What is being asked
Pick out the lines containing "Default".

__________

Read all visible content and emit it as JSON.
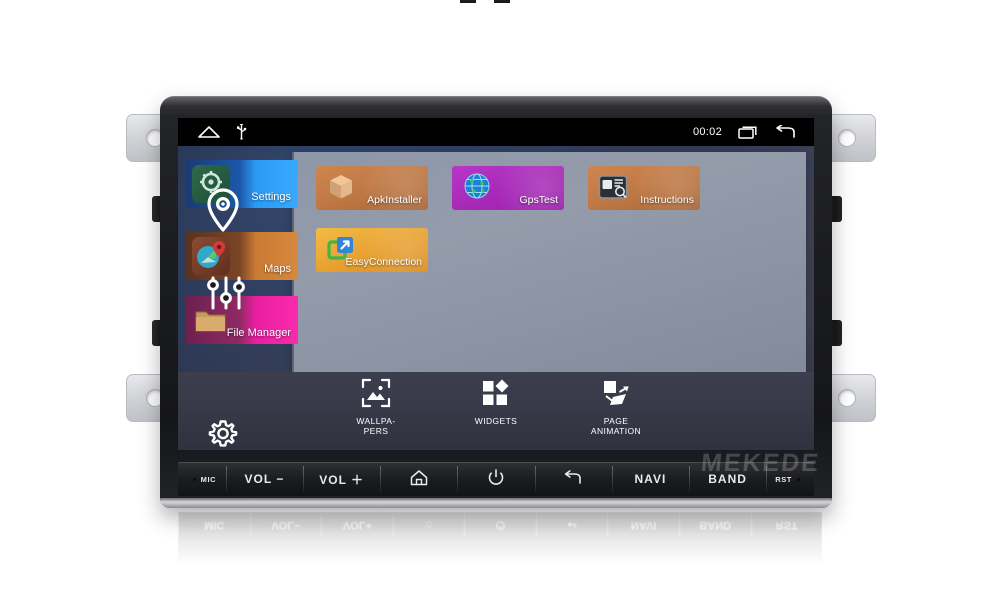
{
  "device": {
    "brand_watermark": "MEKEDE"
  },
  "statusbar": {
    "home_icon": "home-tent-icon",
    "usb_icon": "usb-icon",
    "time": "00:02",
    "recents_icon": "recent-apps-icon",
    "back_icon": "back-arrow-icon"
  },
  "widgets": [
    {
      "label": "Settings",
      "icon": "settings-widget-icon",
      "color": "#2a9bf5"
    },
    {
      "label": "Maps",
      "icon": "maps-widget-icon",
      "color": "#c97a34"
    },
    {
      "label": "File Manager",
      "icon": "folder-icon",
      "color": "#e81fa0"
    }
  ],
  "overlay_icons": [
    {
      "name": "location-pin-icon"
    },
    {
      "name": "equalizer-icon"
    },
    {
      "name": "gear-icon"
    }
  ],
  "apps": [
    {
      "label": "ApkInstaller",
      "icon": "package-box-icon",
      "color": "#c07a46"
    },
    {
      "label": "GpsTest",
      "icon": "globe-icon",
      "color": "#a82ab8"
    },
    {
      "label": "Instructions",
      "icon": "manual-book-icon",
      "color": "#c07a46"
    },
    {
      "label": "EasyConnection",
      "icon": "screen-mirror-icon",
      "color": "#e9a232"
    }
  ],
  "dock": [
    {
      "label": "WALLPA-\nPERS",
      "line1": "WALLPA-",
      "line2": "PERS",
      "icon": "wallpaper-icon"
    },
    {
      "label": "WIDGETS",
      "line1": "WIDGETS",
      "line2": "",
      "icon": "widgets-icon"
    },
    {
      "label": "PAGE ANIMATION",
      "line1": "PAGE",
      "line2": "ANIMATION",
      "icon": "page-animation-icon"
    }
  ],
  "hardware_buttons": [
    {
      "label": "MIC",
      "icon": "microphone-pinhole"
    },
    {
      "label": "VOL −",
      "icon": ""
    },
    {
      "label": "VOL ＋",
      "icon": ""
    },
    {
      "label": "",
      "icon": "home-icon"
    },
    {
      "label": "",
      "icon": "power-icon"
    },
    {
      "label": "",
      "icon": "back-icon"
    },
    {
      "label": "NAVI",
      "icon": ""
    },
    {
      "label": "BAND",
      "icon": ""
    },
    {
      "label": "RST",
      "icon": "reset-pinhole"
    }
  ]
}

__________

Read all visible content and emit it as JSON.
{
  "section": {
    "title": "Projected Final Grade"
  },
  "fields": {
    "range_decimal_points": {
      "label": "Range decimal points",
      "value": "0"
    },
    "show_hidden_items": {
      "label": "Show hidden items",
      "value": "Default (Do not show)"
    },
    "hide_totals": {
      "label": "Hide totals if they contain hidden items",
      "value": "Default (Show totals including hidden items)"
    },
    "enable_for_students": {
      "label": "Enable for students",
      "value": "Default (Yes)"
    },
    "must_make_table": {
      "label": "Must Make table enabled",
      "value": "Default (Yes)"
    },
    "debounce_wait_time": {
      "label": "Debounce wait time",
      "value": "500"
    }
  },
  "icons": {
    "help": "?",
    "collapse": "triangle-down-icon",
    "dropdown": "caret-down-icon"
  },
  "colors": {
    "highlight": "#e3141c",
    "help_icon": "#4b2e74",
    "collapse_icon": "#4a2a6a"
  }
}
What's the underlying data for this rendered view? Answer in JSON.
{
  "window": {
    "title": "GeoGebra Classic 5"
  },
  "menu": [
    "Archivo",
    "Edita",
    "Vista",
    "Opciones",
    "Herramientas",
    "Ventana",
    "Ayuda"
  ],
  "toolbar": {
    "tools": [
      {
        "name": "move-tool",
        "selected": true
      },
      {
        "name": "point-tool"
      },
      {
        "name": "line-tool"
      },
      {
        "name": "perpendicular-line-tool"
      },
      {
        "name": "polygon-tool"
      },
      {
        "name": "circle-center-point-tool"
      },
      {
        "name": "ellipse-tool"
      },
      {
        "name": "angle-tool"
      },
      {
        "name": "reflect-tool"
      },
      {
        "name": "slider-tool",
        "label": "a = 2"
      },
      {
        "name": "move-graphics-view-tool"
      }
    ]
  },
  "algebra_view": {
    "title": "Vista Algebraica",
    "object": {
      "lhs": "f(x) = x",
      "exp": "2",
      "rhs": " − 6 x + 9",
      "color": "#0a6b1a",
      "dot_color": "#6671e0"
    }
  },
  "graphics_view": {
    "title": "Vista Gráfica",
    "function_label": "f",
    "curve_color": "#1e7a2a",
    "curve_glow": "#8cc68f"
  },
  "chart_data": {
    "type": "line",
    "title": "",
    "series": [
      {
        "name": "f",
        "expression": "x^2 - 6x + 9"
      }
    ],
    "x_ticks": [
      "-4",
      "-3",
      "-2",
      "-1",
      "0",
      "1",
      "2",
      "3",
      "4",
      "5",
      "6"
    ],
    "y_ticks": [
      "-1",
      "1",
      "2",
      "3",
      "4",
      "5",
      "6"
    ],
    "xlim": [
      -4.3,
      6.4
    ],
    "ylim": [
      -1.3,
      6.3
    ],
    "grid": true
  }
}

__________

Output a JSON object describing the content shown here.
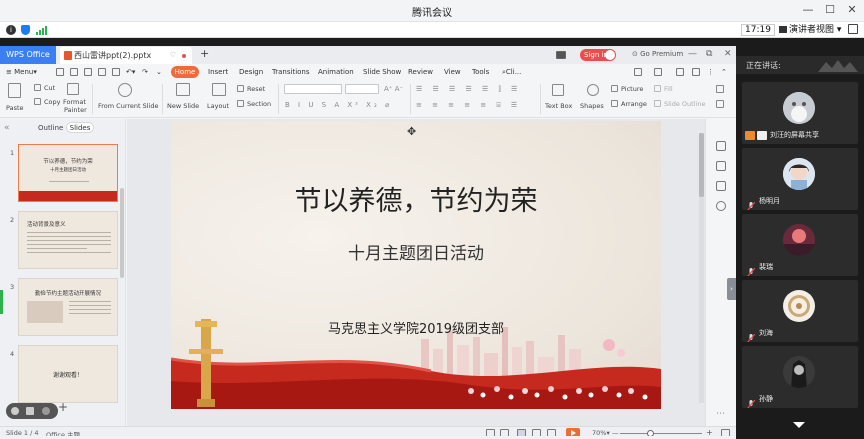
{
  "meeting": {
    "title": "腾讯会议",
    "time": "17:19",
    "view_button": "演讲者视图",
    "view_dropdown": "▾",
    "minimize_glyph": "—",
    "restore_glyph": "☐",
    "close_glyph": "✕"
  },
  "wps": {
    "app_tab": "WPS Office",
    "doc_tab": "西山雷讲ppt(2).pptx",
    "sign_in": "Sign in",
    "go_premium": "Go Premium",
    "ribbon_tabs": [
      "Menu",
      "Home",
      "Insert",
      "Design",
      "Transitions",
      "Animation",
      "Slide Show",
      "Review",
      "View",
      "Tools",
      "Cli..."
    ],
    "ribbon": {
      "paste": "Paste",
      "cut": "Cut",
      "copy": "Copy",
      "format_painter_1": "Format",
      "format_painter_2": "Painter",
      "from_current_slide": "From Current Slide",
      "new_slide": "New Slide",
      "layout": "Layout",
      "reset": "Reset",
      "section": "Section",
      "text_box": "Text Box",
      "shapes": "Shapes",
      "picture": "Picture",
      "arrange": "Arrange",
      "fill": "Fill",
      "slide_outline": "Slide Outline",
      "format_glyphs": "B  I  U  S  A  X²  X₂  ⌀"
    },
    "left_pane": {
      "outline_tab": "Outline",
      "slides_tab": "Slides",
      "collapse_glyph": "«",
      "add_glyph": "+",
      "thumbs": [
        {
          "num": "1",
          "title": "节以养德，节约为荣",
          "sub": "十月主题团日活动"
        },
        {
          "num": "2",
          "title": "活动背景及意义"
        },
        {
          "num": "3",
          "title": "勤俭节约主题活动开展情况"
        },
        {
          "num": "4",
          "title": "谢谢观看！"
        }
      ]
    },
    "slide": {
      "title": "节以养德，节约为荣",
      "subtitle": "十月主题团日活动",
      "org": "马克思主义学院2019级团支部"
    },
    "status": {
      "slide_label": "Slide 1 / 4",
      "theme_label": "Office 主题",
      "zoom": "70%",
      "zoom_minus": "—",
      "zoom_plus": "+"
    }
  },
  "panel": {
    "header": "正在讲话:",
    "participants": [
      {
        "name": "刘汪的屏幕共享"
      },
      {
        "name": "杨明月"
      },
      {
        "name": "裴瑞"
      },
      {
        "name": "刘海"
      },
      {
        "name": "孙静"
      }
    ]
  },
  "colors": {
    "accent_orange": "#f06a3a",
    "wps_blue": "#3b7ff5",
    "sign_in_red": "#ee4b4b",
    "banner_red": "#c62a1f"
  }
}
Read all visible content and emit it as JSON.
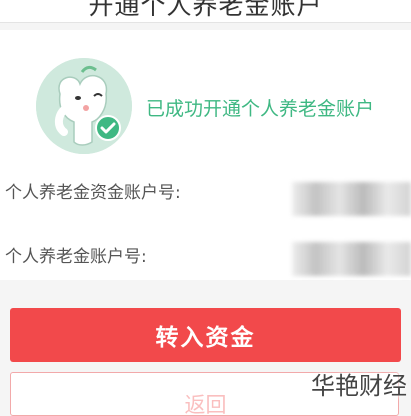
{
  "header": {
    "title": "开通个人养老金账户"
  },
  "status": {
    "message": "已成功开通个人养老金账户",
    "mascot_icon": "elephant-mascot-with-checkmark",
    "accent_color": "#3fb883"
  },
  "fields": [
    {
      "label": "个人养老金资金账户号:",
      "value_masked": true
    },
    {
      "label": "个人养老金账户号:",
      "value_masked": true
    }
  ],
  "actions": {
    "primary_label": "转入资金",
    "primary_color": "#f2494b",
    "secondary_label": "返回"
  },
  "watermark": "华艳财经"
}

__________

Reply to the task
      "value": "Default (Do not show)"
      "value": "Default (Show totals including hidden items)"
      "value": "Default (Yes)"
      "value": "Default (Yes)"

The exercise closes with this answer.